### Provided records

════════════════════

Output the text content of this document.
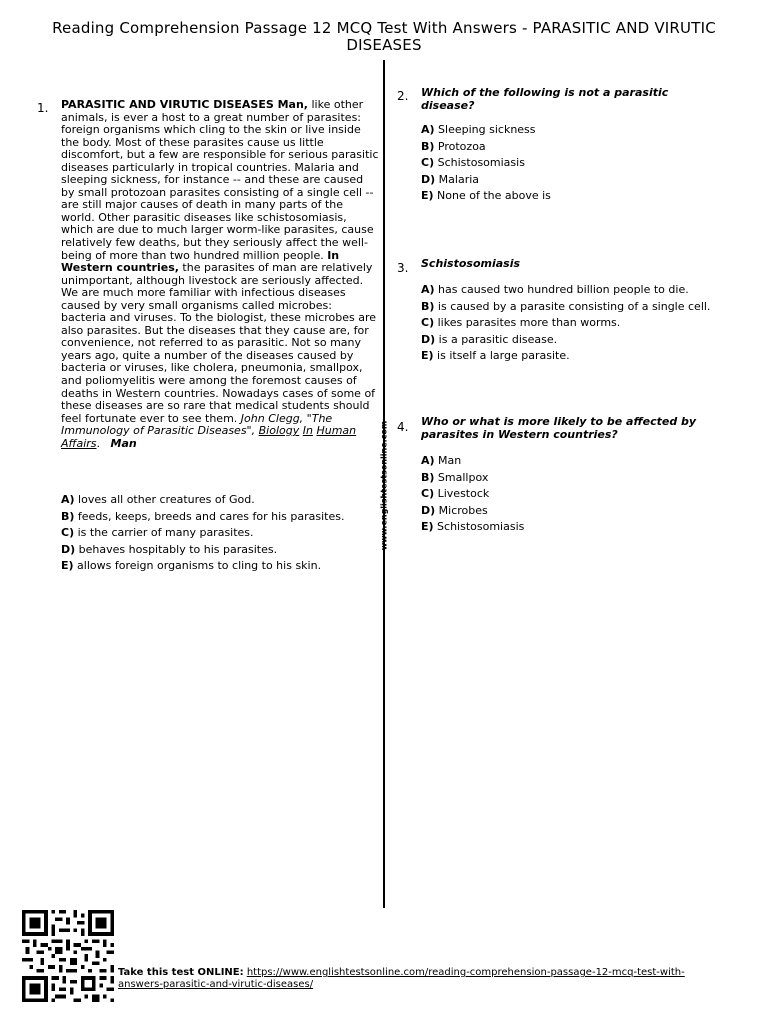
Reading Comprehension Passage 12 MCQ Test With Answers - PARASITIC AND VIRUTIC DISEASES
www.englishtestsonline.com
1. PARASITIC AND VIRUTIC DISEASES Man, like other animals, is ever a host to a great number of parasites: foreign organisms which cling to the skin or live inside the body. Most of these parasites cause us little discomfort, but a few are responsible for serious parasitic diseases particularly in tropical countries. Malaria and sleeping sickness, for instance -- and these are caused by small protozoan parasites consisting of a single cell -- are still major causes of death in many parts of the world. Other parasitic diseases like schistosomiasis, which are due to much larger worm-like parasites, cause relatively few deaths, but they seriously affect the well-being of more than two hundred million people. In Western countries, the parasites of man are relatively unimportant, although livestock are seriously affected. We are much more familiar with infectious diseases caused by very small organisms called microbes: bacteria and viruses. To the biologist, these microbes are also parasites. But the diseases that they cause are, for convenience, not referred to as parasitic. Not so many years ago, quite a number of the diseases caused by bacteria or viruses, like cholera, pneumonia, smallpox, and poliomyelitis were among the foremost causes of deaths in Western countries. Nowadays cases of some of these diseases are so rare that medical students should feel fortunate ever to see them. John Clegg, "The Immunology of Parasitic Diseases", Biology In Human Affairs. Man
A) loves all other creatures of God.
B) feeds, keeps, breeds and cares for his parasites.
C) is the carrier of many parasites.
D) behaves hospitably to his parasites.
E) allows foreign organisms to cling to his skin.
2. Which of the following is not a parasitic disease?
A) Sleeping sickness
B) Protozoa
C) Schistosomiasis
D) Malaria
E) None of the above is
3. Schistosomiasis
A) has caused two hundred billion people to die.
B) is caused by a parasite consisting of a single cell.
C) likes parasites more than worms.
D) is a parasitic disease.
E) is itself a large parasite.
4. Who or what is more likely to be affected by parasites in Western countries?
A) Man
B) Smallpox
C) Livestock
D) Microbes
E) Schistosomiasis
Take this test ONLINE: https://www.englishtestsonline.com/reading-comprehension-passage-12-mcq-test-with-answers-parasitic-and-virutic-diseases/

════════════════════

### Your objective
A faithful copy of every record is needed here. Leave the images out of it.

### Solution for this task
Output the text content of this document.
Reading Comprehension Passage 12 MCQ Test With Answers - PARASITIC AND VIRUTIC DISEASES
www.englishtestsonline.com
1. PARASITIC AND VIRUTIC DISEASES Man, like other animals, is ever a host to a great number of parasites: foreign organisms which cling to the skin or live inside the body. Most of these parasites cause us little discomfort, but a few are responsible for serious parasitic diseases particularly in tropical countries. Malaria and sleeping sickness, for instance -- and these are caused by small protozoan parasites consisting of a single cell -- are still major causes of death in many parts of the world. Other parasitic diseases like schistosomiasis, which are due to much larger worm-like parasites, cause relatively few deaths, but they seriously affect the well-being of more than two hundred million people. In Western countries, the parasites of man are relatively unimportant, although livestock are seriously affected. We are much more familiar with infectious diseases caused by very small organisms called microbes: bacteria and viruses. To the biologist, these microbes are also parasites. But the diseases that they cause are, for convenience, not referred to as parasitic. Not so many years ago, quite a number of the diseases caused by bacteria or viruses, like cholera, pneumonia, smallpox, and poliomyelitis were among the foremost causes of deaths in Western countries. Nowadays cases of some of these diseases are so rare that medical students should feel fortunate ever to see them. John Clegg, "The Immunology of Parasitic Diseases", Biology In Human Affairs. Man
A) loves all other creatures of God.
B) feeds, keeps, breeds and cares for his parasites.
C) is the carrier of many parasites.
D) behaves hospitably to his parasites.
E) allows foreign organisms to cling to his skin.
2. Which of the following is not a parasitic disease?
A) Sleeping sickness
B) Protozoa
C) Schistosomiasis
D) Malaria
E) None of the above is
3. Schistosomiasis
A) has caused two hundred billion people to die.
B) is caused by a parasite consisting of a single cell.
C) likes parasites more than worms.
D) is a parasitic disease.
E) is itself a large parasite.
4. Who or what is more likely to be affected by parasites in Western countries?
A) Man
B) Smallpox
C) Livestock
D) Microbes
E) Schistosomiasis
Take this test ONLINE: https://www.englishtestsonline.com/reading-comprehension-passage-12-mcq-test-with-answers-parasitic-and-virutic-diseases/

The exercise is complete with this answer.